*Given records*
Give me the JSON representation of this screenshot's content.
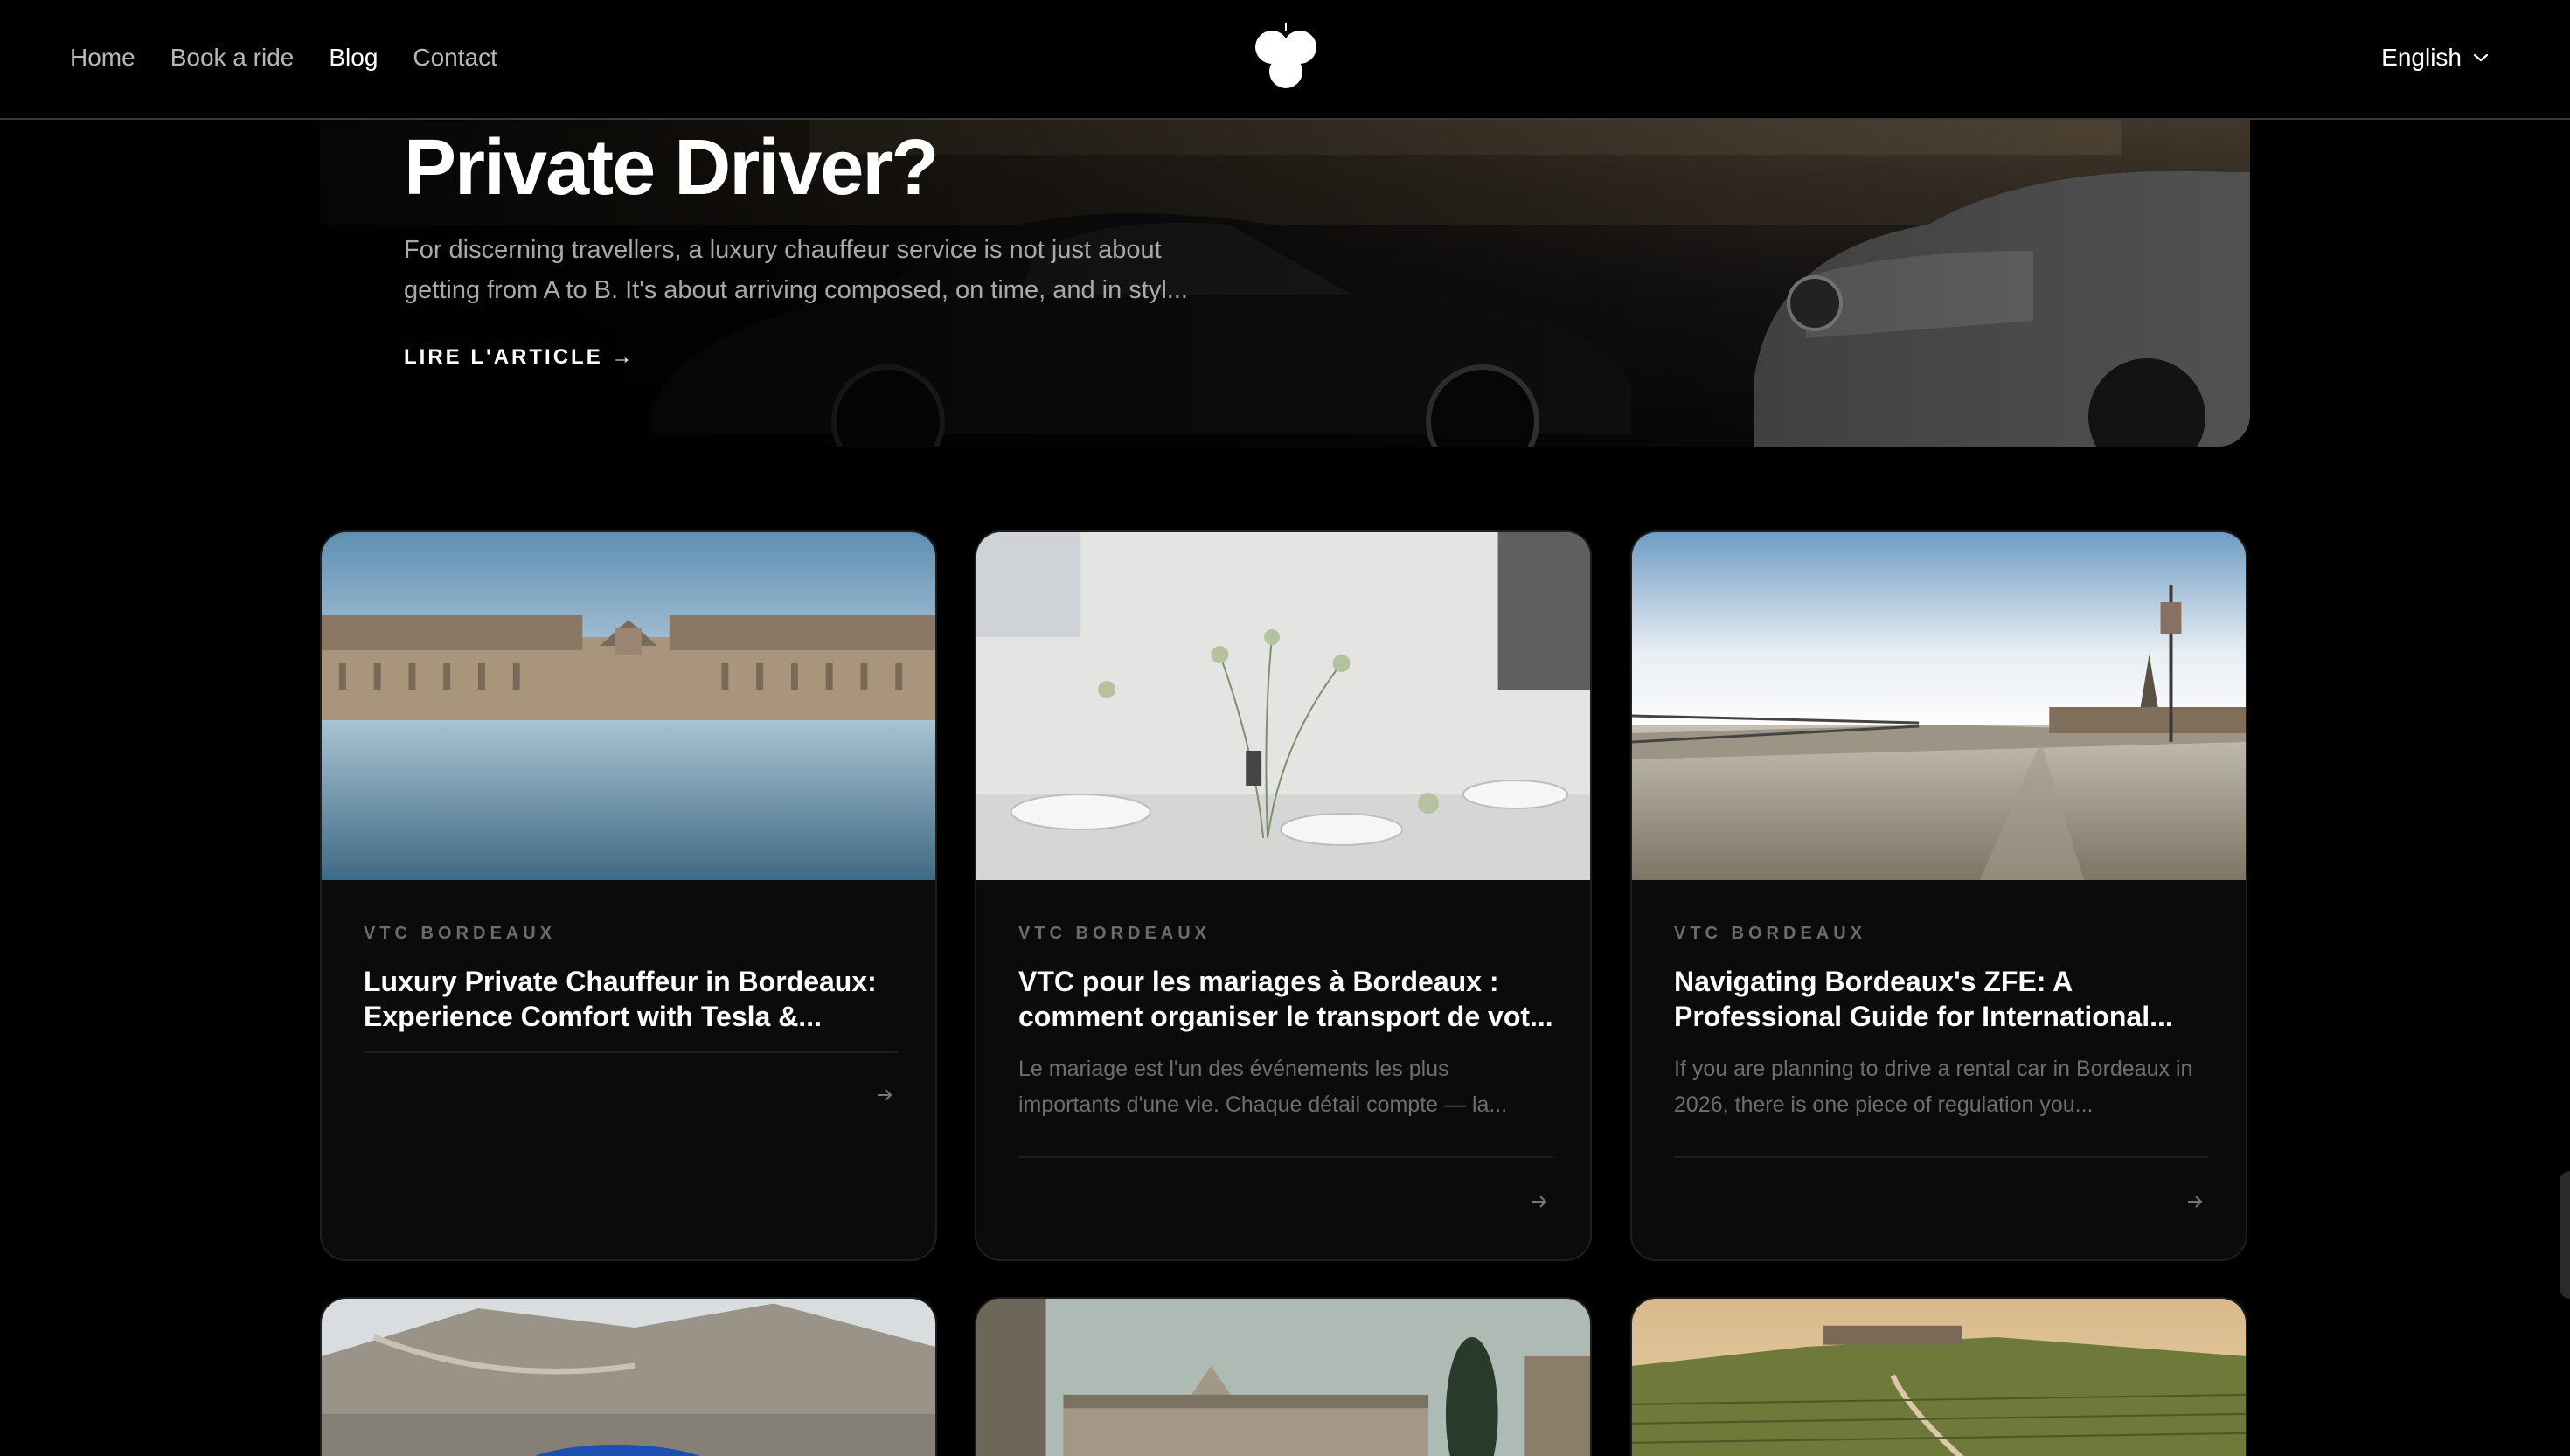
{
  "nav": {
    "items": [
      {
        "label": "Home",
        "active": false
      },
      {
        "label": "Book a ride",
        "active": false
      },
      {
        "label": "Blog",
        "active": true
      },
      {
        "label": "Contact",
        "active": false
      }
    ],
    "language": "English"
  },
  "hero": {
    "title": "Private Driver?",
    "excerpt": "For discerning travellers, a luxury chauffeur service is not just about getting from A to B. It's about arriving composed, on time, and in styl...",
    "cta": "LIRE L'ARTICLE →"
  },
  "cards": [
    {
      "category": "VTC BORDEAUX",
      "title": "Luxury Private Chauffeur in Bordeaux: Experience Comfort with Tesla &...",
      "excerpt": ""
    },
    {
      "category": "VTC BORDEAUX",
      "title": "VTC pour les mariages à Bordeaux : comment organiser le transport de vot...",
      "excerpt": "Le mariage est l'un des événements les plus importants d'une vie. Chaque détail compte — la..."
    },
    {
      "category": "VTC BORDEAUX",
      "title": "Navigating Bordeaux's ZFE: A Professional Guide for International...",
      "excerpt": "If you are planning to drive a rental car in Bordeaux in 2026, there is one piece of regulation you..."
    }
  ],
  "colors": {
    "background": "#000000",
    "card": "#0b0b0b",
    "muted_text": "#6e6e6e"
  }
}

*What is expected*
Each record should be quoted exactly, with the images omitted.

*Task solution*
Give me the JSON representation of this screenshot's content.
{
  "nav": {
    "items": [
      {
        "label": "Home",
        "active": false
      },
      {
        "label": "Book a ride",
        "active": false
      },
      {
        "label": "Blog",
        "active": true
      },
      {
        "label": "Contact",
        "active": false
      }
    ],
    "language": "English"
  },
  "hero": {
    "title": "Private Driver?",
    "excerpt": "For discerning travellers, a luxury chauffeur service is not just about getting from A to B. It's about arriving composed, on time, and in styl...",
    "cta": "LIRE L'ARTICLE →"
  },
  "cards": [
    {
      "category": "VTC BORDEAUX",
      "title": "Luxury Private Chauffeur in Bordeaux: Experience Comfort with Tesla &...",
      "excerpt": ""
    },
    {
      "category": "VTC BORDEAUX",
      "title": "VTC pour les mariages à Bordeaux : comment organiser le transport de vot...",
      "excerpt": "Le mariage est l'un des événements les plus importants d'une vie. Chaque détail compte — la..."
    },
    {
      "category": "VTC BORDEAUX",
      "title": "Navigating Bordeaux's ZFE: A Professional Guide for International...",
      "excerpt": "If you are planning to drive a rental car in Bordeaux in 2026, there is one piece of regulation you..."
    }
  ],
  "colors": {
    "background": "#000000",
    "card": "#0b0b0b",
    "muted_text": "#6e6e6e"
  }
}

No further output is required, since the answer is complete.